____ EXCERPTED DATA

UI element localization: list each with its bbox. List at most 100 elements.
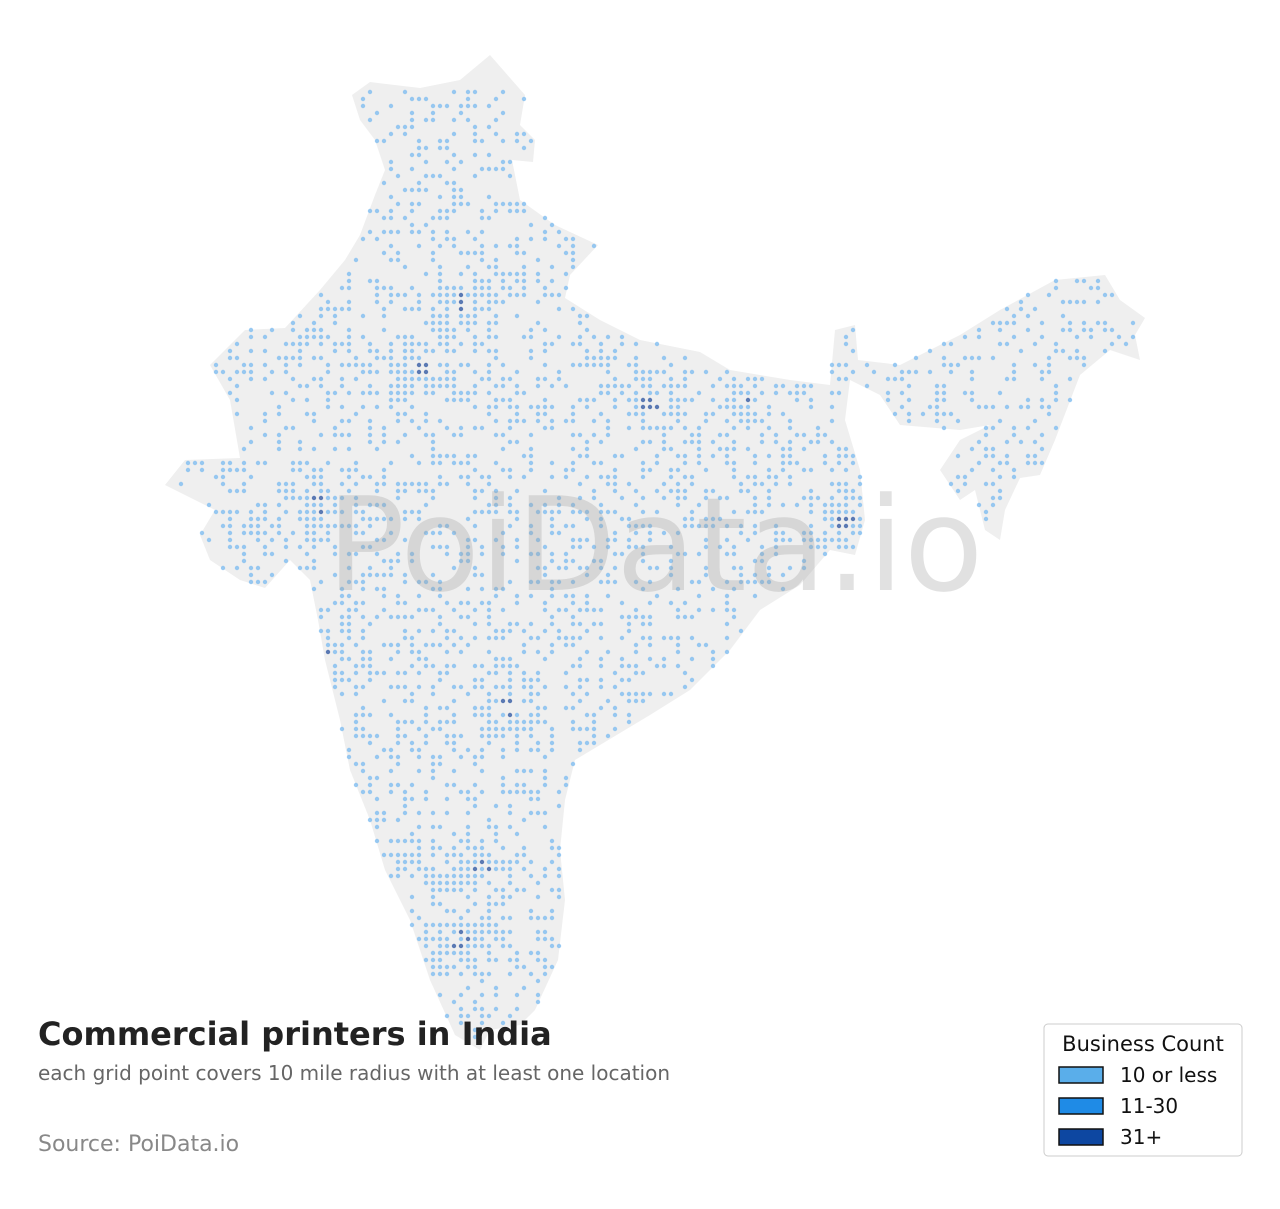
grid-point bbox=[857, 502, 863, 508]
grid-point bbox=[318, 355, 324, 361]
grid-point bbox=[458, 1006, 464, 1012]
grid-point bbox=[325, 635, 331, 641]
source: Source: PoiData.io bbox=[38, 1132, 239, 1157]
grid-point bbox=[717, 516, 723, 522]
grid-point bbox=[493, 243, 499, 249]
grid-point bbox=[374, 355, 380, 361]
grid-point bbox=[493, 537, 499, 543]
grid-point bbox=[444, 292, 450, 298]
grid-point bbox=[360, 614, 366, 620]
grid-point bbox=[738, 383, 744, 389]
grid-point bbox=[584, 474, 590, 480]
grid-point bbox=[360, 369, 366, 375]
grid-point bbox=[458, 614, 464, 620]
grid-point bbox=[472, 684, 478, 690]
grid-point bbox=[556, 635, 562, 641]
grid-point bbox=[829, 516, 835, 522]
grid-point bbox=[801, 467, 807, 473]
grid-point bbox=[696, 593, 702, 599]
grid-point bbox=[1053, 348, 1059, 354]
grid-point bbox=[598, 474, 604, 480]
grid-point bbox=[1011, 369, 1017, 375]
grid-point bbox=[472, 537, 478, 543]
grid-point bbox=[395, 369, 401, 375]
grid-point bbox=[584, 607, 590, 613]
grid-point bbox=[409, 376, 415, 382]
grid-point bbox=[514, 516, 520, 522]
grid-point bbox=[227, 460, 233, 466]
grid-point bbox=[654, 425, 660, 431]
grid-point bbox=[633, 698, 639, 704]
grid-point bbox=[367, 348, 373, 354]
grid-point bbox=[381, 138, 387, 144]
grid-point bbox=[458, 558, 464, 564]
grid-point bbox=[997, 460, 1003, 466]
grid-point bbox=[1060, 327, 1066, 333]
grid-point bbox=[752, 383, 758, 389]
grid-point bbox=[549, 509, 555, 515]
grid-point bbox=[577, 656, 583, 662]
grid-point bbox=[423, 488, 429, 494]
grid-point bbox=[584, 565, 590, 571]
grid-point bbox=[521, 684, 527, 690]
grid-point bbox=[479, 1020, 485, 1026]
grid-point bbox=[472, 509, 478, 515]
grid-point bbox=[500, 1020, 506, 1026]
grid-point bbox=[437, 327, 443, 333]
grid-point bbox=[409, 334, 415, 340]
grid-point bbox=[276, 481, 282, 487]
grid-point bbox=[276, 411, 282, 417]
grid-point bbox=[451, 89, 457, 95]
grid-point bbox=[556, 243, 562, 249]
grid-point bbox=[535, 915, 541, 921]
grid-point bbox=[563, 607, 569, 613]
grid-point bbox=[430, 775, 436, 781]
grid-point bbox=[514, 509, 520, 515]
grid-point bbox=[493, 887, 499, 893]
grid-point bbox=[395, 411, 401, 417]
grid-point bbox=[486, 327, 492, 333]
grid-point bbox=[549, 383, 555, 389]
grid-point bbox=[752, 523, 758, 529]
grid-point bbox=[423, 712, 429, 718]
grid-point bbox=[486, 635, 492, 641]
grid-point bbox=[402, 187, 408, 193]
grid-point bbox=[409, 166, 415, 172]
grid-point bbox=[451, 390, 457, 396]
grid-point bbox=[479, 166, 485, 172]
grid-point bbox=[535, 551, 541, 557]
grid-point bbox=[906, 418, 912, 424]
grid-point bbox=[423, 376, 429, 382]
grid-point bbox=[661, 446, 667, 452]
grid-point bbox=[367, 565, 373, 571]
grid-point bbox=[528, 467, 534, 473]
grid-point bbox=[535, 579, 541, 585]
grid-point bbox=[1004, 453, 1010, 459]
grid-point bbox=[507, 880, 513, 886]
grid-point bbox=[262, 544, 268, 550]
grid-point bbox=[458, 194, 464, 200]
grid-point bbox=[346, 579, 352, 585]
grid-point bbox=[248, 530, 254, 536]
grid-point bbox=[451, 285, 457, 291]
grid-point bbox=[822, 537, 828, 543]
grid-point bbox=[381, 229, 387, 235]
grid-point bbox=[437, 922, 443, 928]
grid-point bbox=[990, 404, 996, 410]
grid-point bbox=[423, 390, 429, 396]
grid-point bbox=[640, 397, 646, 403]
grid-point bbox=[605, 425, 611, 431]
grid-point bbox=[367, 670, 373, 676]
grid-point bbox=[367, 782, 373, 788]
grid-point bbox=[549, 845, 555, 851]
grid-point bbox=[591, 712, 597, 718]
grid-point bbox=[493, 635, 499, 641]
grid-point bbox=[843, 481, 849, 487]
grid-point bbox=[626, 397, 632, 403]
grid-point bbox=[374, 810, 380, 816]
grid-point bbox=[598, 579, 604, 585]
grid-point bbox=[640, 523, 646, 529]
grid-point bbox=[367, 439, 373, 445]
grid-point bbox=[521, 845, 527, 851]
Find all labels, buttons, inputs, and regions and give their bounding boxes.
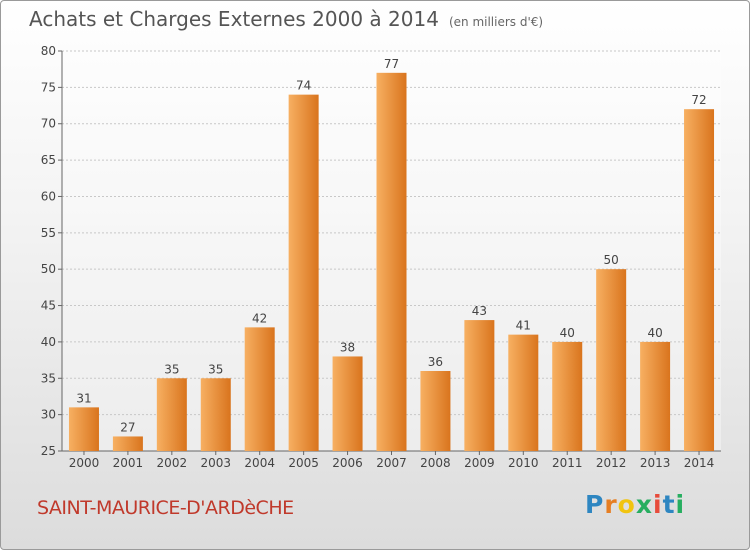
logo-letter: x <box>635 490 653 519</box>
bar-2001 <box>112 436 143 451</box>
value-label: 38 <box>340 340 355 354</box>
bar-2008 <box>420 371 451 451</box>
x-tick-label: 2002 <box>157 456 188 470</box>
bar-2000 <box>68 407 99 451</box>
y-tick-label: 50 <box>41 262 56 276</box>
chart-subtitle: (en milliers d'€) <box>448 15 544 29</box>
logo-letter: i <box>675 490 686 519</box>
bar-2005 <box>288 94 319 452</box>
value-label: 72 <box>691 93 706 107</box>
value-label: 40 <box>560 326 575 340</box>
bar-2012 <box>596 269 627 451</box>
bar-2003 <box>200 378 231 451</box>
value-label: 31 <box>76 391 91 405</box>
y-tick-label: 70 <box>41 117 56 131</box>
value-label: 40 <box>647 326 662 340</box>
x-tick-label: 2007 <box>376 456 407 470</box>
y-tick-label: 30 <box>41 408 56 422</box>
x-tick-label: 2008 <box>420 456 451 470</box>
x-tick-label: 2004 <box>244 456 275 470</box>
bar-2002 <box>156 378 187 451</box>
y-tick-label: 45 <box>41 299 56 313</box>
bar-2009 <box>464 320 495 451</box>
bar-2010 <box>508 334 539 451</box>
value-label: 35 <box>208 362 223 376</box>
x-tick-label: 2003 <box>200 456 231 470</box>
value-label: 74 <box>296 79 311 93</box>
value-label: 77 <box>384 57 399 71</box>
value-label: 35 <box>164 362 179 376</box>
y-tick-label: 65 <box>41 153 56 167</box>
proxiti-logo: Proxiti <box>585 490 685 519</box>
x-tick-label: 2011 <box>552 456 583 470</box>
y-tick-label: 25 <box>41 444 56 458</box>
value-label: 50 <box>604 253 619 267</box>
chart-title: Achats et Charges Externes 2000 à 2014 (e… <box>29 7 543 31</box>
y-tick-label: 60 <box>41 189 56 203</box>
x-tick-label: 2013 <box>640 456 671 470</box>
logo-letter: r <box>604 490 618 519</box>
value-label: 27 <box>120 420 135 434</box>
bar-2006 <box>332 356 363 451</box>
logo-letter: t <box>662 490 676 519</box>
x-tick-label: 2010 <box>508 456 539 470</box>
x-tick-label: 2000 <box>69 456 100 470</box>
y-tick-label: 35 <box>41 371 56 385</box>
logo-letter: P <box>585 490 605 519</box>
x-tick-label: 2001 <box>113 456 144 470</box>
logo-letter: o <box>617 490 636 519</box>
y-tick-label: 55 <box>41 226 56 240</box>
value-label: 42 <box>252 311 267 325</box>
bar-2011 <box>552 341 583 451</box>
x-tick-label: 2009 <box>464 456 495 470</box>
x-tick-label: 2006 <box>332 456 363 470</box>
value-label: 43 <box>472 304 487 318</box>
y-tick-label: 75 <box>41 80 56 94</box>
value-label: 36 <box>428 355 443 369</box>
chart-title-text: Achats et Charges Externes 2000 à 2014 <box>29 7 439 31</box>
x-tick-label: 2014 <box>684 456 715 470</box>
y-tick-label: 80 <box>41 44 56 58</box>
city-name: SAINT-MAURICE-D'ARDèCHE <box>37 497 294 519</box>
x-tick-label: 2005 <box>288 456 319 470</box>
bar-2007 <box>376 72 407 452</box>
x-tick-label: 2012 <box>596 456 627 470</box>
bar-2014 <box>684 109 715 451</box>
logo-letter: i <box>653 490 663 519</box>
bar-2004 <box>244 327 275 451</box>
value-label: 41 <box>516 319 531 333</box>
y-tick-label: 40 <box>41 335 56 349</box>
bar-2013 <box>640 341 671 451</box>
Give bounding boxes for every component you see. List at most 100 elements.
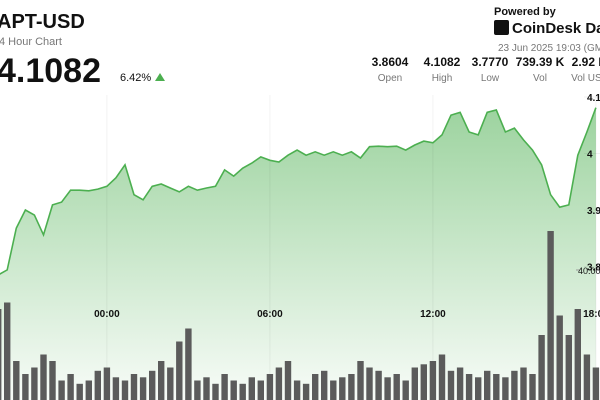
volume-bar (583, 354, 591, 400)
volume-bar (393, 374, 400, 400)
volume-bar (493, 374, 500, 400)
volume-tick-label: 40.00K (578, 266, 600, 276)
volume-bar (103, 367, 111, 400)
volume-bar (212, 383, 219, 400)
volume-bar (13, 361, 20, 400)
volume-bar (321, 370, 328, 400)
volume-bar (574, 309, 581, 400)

________

__SET TASK__
Repeat everything from the line containing "volume-bar (583, 354, 591, 400)" down to the end of the listing, unchanged.

__THE OUTPUT__
volume-bar (583, 354, 591, 400)
volume-bar (393, 374, 400, 400)
volume-bar (493, 374, 500, 400)
volume-tick-label: 40.00K (578, 266, 600, 276)
volume-bar (103, 367, 111, 400)
volume-bar (212, 383, 219, 400)
volume-bar (13, 361, 20, 400)
volume-bar (321, 370, 328, 400)
volume-bar (574, 309, 581, 400)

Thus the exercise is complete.